- **Your objective**
Below are some entries. Output each one exactly as it appears.

- **Data supplied**
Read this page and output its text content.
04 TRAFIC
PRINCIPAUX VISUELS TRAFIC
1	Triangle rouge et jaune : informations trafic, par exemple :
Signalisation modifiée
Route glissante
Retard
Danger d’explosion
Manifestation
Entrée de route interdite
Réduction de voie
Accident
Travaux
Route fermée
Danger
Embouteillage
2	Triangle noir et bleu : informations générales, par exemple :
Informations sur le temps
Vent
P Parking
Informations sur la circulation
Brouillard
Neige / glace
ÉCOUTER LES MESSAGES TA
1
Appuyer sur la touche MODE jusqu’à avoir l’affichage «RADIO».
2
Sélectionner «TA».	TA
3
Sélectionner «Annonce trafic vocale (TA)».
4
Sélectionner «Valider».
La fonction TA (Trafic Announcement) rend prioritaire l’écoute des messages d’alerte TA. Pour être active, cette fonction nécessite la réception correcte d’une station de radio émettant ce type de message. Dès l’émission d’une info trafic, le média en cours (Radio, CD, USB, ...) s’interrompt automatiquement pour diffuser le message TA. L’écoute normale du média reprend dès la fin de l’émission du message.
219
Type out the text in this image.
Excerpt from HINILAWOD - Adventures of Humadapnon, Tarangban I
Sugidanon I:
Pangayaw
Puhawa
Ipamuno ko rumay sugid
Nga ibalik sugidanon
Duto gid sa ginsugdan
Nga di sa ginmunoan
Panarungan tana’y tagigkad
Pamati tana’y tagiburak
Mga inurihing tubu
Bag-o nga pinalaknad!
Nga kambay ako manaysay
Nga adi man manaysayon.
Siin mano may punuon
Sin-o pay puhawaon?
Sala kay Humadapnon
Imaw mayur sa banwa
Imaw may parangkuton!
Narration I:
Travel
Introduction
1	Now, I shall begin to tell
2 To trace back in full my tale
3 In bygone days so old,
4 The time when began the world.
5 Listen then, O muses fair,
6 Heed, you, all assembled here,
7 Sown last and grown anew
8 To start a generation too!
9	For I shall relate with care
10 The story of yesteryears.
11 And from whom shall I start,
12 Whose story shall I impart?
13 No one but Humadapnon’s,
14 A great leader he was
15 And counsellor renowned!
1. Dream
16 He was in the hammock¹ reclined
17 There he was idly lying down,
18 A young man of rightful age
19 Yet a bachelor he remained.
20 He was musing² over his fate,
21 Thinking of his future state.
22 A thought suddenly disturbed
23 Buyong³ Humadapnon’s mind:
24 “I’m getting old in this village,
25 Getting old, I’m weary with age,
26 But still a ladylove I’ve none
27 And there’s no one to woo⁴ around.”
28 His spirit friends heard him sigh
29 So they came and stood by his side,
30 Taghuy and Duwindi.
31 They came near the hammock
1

- **Answer to this problem**
Read this page and output its text content.
04 TRAFIC
PRINCIPAUX VISUELS TRAFIC
1	Triangle rouge et jaune : informations trafic, par exemple :
Signalisation modifiée
Route glissante
Retard
Danger d’explosion
Manifestation
Entrée de route interdite
Réduction de voie
Accident
Travaux
Route fermée
Danger
Embouteillage
2	Triangle noir et bleu : informations générales, par exemple :
Informations sur le temps
Vent
P Parking
Informations sur la circulation
Brouillard
Neige / glace
ÉCOUTER LES MESSAGES TA
1
Appuyer sur la touche MODE jusqu’à avoir l’affichage «RADIO».
2
Sélectionner «TA».	TA
3
Sélectionner «Annonce trafic vocale (TA)».
4
Sélectionner «Valider».
La fonction TA (Trafic Announcement) rend prioritaire l’écoute des messages d’alerte TA. Pour être active, cette fonction nécessite la réception correcte d’une station de radio émettant ce type de message. Dès l’émission d’une info trafic, le média en cours (Radio, CD, USB, ...) s’interrompt automatiquement pour diffuser le message TA. L’écoute normale du média reprend dès la fin de l’émission du message.
219
Type out the text in this image.
Excerpt from HINILAWOD - Adventures of Humadapnon, Tarangban I
Sugidanon I:
Pangayaw
Puhawa
Ipamuno ko rumay sugid
Nga ibalik sugidanon
Duto gid sa ginsugdan
Nga di sa ginmunoan
Panarungan tana’y tagigkad
Pamati tana’y tagiburak
Mga inurihing tubu
Bag-o nga pinalaknad!
Nga kambay ako manaysay
Nga adi man manaysayon.
Siin mano may punuon
Sin-o pay puhawaon?
Sala kay Humadapnon
Imaw mayur sa banwa
Imaw may parangkuton!
Narration I:
Travel
Introduction
1	Now, I shall begin to tell
2 To trace back in full my tale
3 In bygone days so old,
4 The time when began the world.
5 Listen then, O muses fair,
6 Heed, you, all assembled here,
7 Sown last and grown anew
8 To start a generation too!
9	For I shall relate with care
10 The story of yesteryears.
11 And from whom shall I start,
12 Whose story shall I impart?
13 No one but Humadapnon’s,
14 A great leader he was
15 And counsellor renowned!
1. Dream
16 He was in the hammock¹ reclined
17 There he was idly lying down,
18 A young man of rightful age
19 Yet a bachelor he remained.
20 He was musing² over his fate,
21 Thinking of his future state.
22 A thought suddenly disturbed
23 Buyong³ Humadapnon’s mind:
24 “I’m getting old in this village,
25 Getting old, I’m weary with age,
26 But still a ladylove I’ve none
27 And there’s no one to woo⁴ around.”
28 His spirit friends heard him sigh
29 So they came and stood by his side,
30 Taghuy and Duwindi.
31 They came near the hammock
1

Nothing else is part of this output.